START INFORMATION SHOWN

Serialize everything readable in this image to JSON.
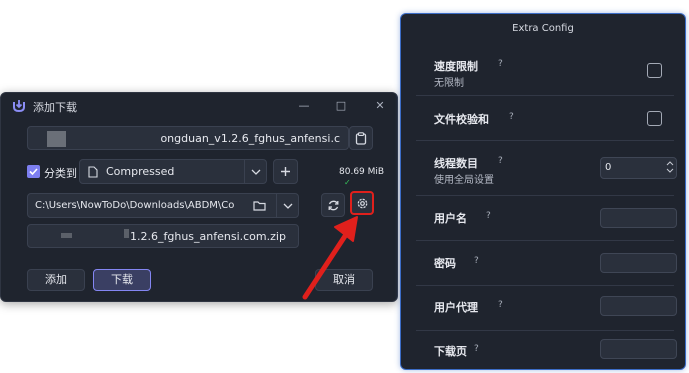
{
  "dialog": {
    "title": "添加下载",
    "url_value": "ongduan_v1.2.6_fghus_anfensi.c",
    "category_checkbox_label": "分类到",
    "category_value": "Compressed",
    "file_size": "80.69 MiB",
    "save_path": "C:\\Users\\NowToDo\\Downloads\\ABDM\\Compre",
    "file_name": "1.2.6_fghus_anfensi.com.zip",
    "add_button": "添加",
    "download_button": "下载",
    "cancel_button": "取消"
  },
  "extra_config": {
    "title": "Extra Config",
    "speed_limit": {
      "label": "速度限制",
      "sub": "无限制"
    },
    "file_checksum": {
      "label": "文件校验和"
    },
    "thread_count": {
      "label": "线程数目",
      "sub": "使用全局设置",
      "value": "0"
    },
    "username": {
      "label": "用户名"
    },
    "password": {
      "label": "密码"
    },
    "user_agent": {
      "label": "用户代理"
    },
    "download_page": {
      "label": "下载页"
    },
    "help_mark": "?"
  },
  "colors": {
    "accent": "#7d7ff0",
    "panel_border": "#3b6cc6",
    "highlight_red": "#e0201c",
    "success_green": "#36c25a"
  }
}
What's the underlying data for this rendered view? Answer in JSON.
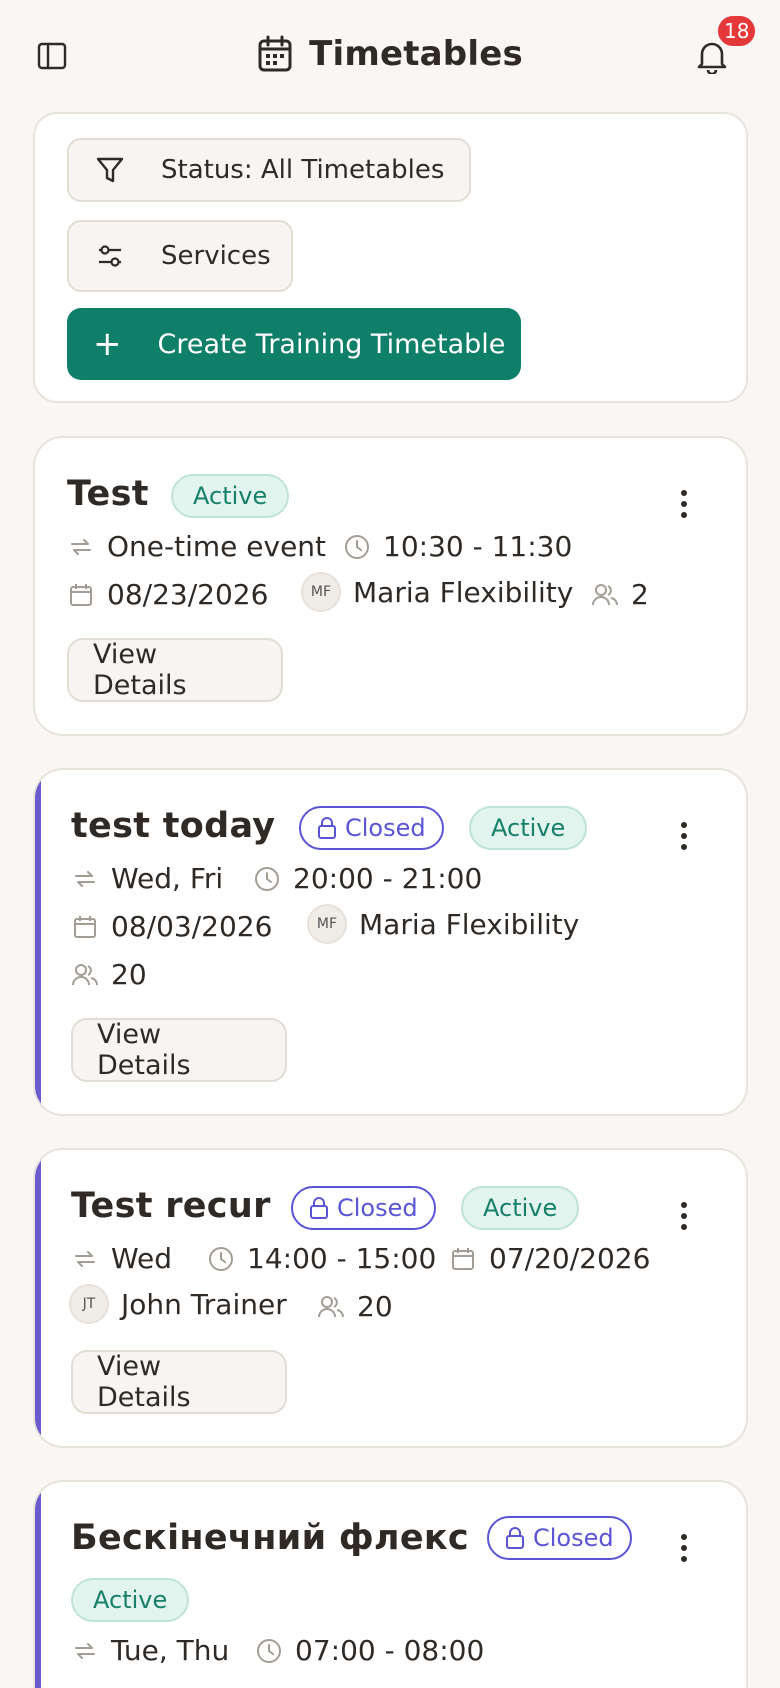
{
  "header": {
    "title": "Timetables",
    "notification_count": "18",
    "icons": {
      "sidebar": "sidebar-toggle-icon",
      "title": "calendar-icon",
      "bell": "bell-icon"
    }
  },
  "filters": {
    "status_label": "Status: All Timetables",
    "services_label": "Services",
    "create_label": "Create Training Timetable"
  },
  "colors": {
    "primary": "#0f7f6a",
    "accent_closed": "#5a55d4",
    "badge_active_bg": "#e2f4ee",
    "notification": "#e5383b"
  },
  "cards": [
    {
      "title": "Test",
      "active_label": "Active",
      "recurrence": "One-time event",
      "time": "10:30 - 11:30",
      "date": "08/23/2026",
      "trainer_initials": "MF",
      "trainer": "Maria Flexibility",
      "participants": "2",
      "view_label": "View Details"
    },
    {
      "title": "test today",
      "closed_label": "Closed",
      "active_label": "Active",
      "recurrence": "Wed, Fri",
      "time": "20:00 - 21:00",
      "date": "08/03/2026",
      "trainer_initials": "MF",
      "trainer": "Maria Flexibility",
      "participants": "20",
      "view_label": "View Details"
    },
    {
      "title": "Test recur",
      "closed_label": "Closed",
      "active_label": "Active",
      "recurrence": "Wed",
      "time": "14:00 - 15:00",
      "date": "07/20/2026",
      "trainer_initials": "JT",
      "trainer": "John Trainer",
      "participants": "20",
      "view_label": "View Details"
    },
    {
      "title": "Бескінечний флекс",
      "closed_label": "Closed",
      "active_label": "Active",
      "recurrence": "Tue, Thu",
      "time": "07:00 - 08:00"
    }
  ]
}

END INFORMATION SHOWN
START INFORMATION SHOWN

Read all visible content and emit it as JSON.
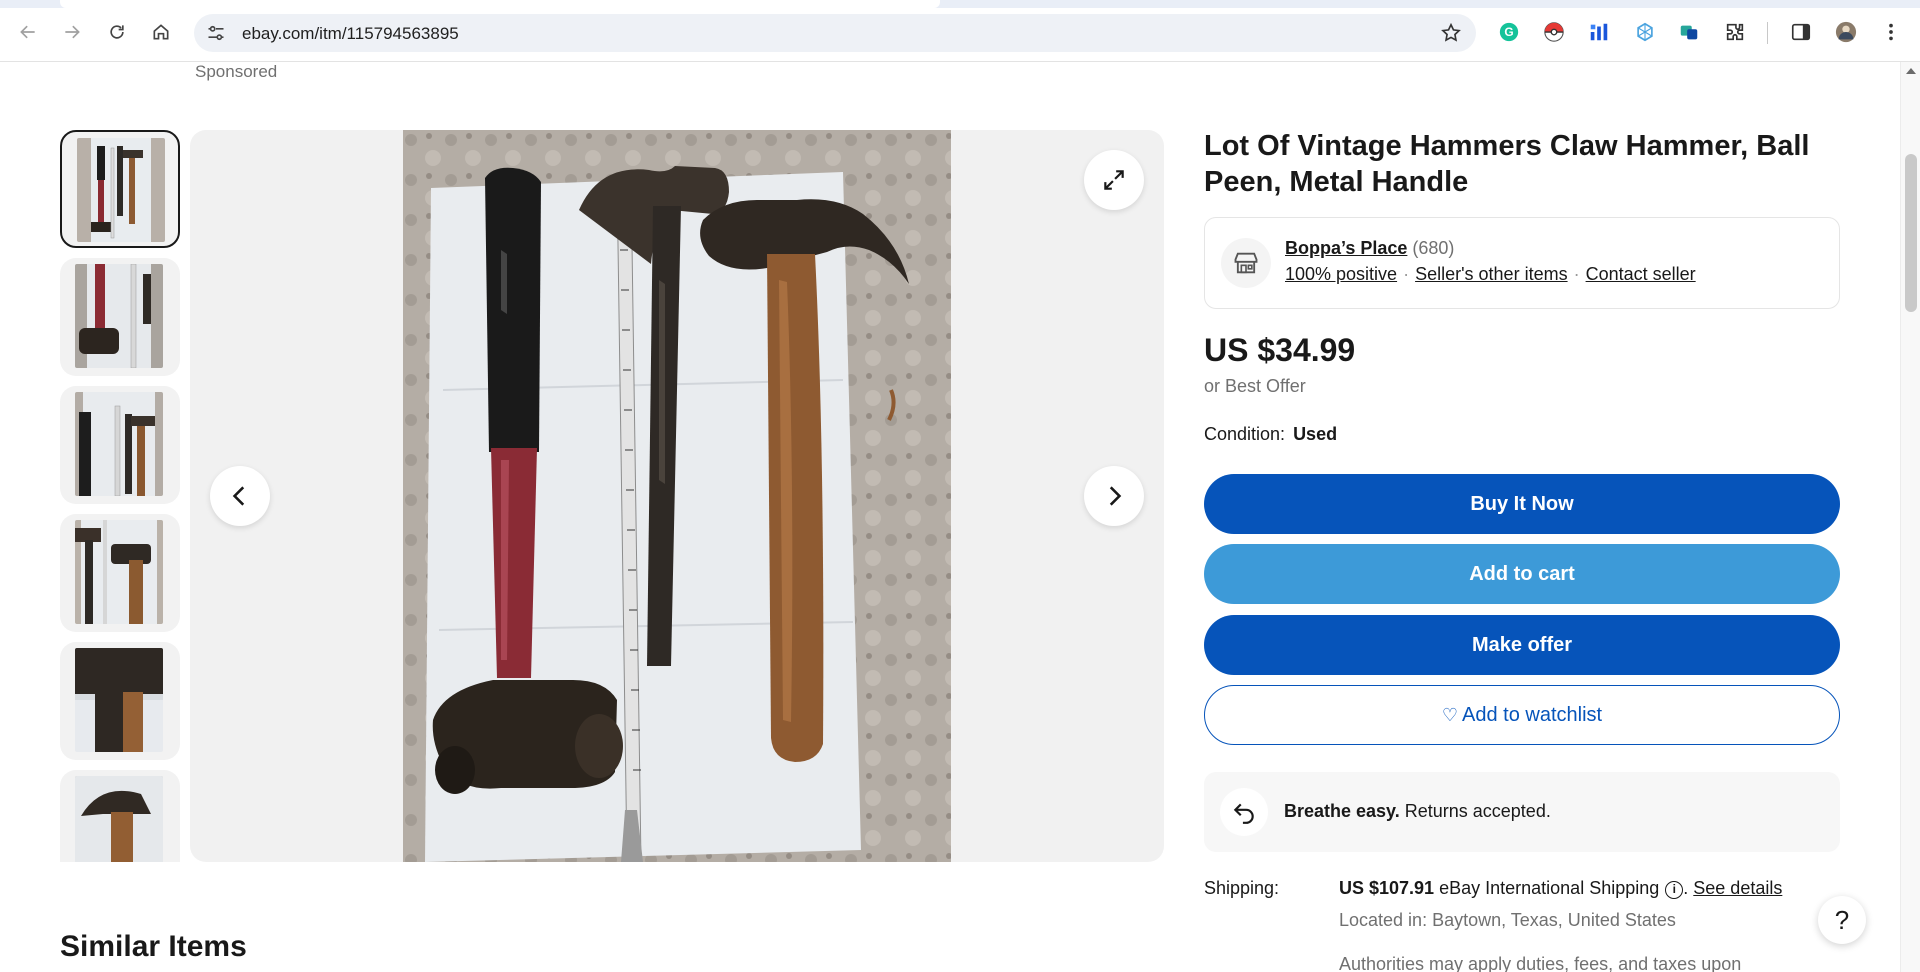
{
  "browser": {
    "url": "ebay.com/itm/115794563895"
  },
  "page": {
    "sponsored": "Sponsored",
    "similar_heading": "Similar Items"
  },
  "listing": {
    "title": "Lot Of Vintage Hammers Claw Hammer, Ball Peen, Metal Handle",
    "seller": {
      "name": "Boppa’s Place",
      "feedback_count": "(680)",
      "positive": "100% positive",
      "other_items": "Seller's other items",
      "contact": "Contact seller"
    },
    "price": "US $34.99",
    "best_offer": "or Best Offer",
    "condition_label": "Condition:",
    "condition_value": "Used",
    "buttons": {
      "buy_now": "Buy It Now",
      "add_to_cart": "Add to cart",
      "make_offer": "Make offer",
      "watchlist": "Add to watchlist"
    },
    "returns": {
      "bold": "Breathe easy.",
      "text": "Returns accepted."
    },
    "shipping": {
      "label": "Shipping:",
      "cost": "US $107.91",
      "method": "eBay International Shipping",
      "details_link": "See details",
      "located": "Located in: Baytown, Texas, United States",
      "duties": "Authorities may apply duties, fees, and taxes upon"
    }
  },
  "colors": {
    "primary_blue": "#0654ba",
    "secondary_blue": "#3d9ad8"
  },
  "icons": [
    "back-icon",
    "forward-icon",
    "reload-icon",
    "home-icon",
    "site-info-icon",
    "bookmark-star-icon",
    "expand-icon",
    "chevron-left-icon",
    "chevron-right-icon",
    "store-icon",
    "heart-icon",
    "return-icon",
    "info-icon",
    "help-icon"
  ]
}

END INFORMATION SHOWN

How many lines of these entries contain the string "JSON"? Reply with the number alone.

3